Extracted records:
++++++++++++++++++++
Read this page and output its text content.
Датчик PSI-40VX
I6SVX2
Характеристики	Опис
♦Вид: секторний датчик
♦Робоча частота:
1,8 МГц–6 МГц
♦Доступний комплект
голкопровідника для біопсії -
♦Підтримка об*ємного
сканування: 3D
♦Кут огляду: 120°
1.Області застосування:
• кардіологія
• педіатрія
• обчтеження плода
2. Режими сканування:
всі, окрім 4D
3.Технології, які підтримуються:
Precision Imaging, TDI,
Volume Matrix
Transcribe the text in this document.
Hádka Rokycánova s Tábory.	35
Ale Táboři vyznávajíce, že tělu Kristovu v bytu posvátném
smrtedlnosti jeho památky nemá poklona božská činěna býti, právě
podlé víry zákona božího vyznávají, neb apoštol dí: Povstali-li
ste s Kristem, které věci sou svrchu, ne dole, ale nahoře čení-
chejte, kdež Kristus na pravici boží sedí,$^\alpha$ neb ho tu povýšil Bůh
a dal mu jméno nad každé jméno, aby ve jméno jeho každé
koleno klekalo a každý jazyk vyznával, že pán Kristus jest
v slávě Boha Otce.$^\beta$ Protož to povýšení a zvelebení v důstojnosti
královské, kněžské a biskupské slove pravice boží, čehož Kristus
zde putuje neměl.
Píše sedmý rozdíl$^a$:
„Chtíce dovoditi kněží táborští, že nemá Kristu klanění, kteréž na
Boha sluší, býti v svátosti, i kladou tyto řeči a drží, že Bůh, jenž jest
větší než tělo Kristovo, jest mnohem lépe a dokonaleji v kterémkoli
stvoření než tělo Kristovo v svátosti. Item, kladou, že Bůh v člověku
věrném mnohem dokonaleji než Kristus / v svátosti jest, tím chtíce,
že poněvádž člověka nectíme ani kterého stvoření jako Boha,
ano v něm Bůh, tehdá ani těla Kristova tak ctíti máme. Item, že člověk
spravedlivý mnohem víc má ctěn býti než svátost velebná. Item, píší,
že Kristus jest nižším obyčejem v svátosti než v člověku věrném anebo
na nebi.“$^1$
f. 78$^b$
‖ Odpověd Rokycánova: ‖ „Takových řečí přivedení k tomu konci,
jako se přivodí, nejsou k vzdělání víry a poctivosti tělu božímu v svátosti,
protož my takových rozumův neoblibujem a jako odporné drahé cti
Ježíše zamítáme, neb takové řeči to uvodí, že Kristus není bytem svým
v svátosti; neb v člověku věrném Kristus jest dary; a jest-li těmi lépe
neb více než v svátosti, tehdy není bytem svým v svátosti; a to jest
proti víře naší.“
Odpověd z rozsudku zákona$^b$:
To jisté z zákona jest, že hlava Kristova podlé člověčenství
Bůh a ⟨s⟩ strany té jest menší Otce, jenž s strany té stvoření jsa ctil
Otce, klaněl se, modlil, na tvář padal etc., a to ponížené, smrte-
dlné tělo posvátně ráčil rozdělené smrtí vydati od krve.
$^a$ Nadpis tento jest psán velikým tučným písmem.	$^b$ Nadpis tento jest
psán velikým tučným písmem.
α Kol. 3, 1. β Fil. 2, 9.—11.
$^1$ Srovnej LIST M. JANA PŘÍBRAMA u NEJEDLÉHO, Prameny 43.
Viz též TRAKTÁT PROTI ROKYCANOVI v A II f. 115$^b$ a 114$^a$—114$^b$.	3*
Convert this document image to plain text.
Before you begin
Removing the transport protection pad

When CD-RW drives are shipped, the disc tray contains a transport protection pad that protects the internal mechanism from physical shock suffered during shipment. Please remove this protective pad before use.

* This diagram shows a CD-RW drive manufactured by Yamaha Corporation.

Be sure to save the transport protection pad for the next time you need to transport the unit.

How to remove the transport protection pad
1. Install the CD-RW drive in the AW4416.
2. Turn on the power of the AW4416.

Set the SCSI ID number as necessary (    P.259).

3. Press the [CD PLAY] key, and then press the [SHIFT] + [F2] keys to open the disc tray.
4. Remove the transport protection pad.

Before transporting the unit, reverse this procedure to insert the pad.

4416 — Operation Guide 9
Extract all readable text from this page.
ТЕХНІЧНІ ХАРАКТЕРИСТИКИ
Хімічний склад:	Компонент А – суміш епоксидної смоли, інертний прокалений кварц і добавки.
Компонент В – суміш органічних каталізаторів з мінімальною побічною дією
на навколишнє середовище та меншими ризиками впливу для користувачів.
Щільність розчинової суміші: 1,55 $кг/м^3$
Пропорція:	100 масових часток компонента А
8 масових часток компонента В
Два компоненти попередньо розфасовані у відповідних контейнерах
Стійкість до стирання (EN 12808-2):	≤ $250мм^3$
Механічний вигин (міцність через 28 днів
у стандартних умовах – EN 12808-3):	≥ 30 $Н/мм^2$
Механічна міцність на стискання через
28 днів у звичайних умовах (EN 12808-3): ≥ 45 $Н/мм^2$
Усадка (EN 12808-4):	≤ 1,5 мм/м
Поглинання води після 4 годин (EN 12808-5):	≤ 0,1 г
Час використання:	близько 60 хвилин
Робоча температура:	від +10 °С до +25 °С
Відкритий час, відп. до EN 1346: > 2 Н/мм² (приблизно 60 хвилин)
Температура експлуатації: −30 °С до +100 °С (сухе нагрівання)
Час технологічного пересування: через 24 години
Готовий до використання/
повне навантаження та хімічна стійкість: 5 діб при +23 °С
++++++++++++++++++++
Exercise objective> Take the entries above and transcribe them exactly.

Final result>
Read this page and output its text content.
Датчик PSI-40VX
I6SVX2
Характеристики	Опис
♦Вид: секторний датчик
♦Робоча частота:
1,8 МГц–6 МГц
♦Доступний комплект
голкопровідника для біопсії -
♦Підтримка об*ємного
сканування: 3D
♦Кут огляду: 120°
1.Області застосування:
• кардіологія
• педіатрія
• обчтеження плода
2. Режими сканування:
всі, окрім 4D
3.Технології, які підтримуються:
Precision Imaging, TDI,
Volume Matrix
Transcribe the text in this document.
Hádka Rokycánova s Tábory.	35
Ale Táboři vyznávajíce, že tělu Kristovu v bytu posvátném
smrtedlnosti jeho památky nemá poklona božská činěna býti, právě
podlé víry zákona božího vyznávají, neb apoštol dí: Povstali-li
ste s Kristem, které věci sou svrchu, ne dole, ale nahoře čení-
chejte, kdež Kristus na pravici boží sedí,$^\alpha$ neb ho tu povýšil Bůh
a dal mu jméno nad každé jméno, aby ve jméno jeho každé
koleno klekalo a každý jazyk vyznával, že pán Kristus jest
v slávě Boha Otce.$^\beta$ Protož to povýšení a zvelebení v důstojnosti
královské, kněžské a biskupské slove pravice boží, čehož Kristus
zde putuje neměl.
Píše sedmý rozdíl$^a$:
„Chtíce dovoditi kněží táborští, že nemá Kristu klanění, kteréž na
Boha sluší, býti v svátosti, i kladou tyto řeči a drží, že Bůh, jenž jest
větší než tělo Kristovo, jest mnohem lépe a dokonaleji v kterémkoli
stvoření než tělo Kristovo v svátosti. Item, kladou, že Bůh v člověku
věrném mnohem dokonaleji než Kristus / v svátosti jest, tím chtíce,
že poněvádž člověka nectíme ani kterého stvoření jako Boha,
ano v něm Bůh, tehdá ani těla Kristova tak ctíti máme. Item, že člověk
spravedlivý mnohem víc má ctěn býti než svátost velebná. Item, píší,
že Kristus jest nižším obyčejem v svátosti než v člověku věrném anebo
na nebi.“$^1$
f. 78$^b$
‖ Odpověd Rokycánova: ‖ „Takových řečí přivedení k tomu konci,
jako se přivodí, nejsou k vzdělání víry a poctivosti tělu božímu v svátosti,
protož my takových rozumův neoblibujem a jako odporné drahé cti
Ježíše zamítáme, neb takové řeči to uvodí, že Kristus není bytem svým
v svátosti; neb v člověku věrném Kristus jest dary; a jest-li těmi lépe
neb více než v svátosti, tehdy není bytem svým v svátosti; a to jest
proti víře naší.“
Odpověd z rozsudku zákona$^b$:
To jisté z zákona jest, že hlava Kristova podlé člověčenství
Bůh a ⟨s⟩ strany té jest menší Otce, jenž s strany té stvoření jsa ctil
Otce, klaněl se, modlil, na tvář padal etc., a to ponížené, smrte-
dlné tělo posvátně ráčil rozdělené smrtí vydati od krve.
$^a$ Nadpis tento jest psán velikým tučným písmem.	$^b$ Nadpis tento jest
psán velikým tučným písmem.
α Kol. 3, 1. β Fil. 2, 9.—11.
$^1$ Srovnej LIST M. JANA PŘÍBRAMA u NEJEDLÉHO, Prameny 43.
Viz též TRAKTÁT PROTI ROKYCANOVI v A II f. 115$^b$ a 114$^a$—114$^b$.	3*
Convert this document image to plain text.
Before you begin
Removing the transport protection pad

When CD-RW drives are shipped, the disc tray contains a transport protection pad that protects the internal mechanism from physical shock suffered during shipment. Please remove this protective pad before use.

* This diagram shows a CD-RW drive manufactured by Yamaha Corporation.

Be sure to save the transport protection pad for the next time you need to transport the unit.

How to remove the transport protection pad
1. Install the CD-RW drive in the AW4416.
2. Turn on the power of the AW4416.

Set the SCSI ID number as necessary (    P.259).

3. Press the [CD PLAY] key, and then press the [SHIFT] + [F2] keys to open the disc tray.
4. Remove the transport protection pad.

Before transporting the unit, reverse this procedure to insert the pad.

4416 — Operation Guide 9
Extract all readable text from this page.
ТЕХНІЧНІ ХАРАКТЕРИСТИКИ
Хімічний склад:	Компонент А – суміш епоксидної смоли, інертний прокалений кварц і добавки.
Компонент В – суміш органічних каталізаторів з мінімальною побічною дією
на навколишнє середовище та меншими ризиками впливу для користувачів.
Щільність розчинової суміші: 1,55 $кг/м^3$
Пропорція:	100 масових часток компонента А
8 масових часток компонента В
Два компоненти попередньо розфасовані у відповідних контейнерах
Стійкість до стирання (EN 12808-2):	≤ $250мм^3$
Механічний вигин (міцність через 28 днів
у стандартних умовах – EN 12808-3):	≥ 30 $Н/мм^2$
Механічна міцність на стискання через
28 днів у звичайних умовах (EN 12808-3): ≥ 45 $Н/мм^2$
Усадка (EN 12808-4):	≤ 1,5 мм/м
Поглинання води після 4 годин (EN 12808-5):	≤ 0,1 г
Час використання:	близько 60 хвилин
Робоча температура:	від +10 °С до +25 °С
Відкритий час, відп. до EN 1346: > 2 Н/мм² (приблизно 60 хвилин)
Температура експлуатації: −30 °С до +100 °С (сухе нагрівання)
Час технологічного пересування: через 24 години
Готовий до використання/
повне навантаження та хімічна стійкість: 5 діб при +23 °С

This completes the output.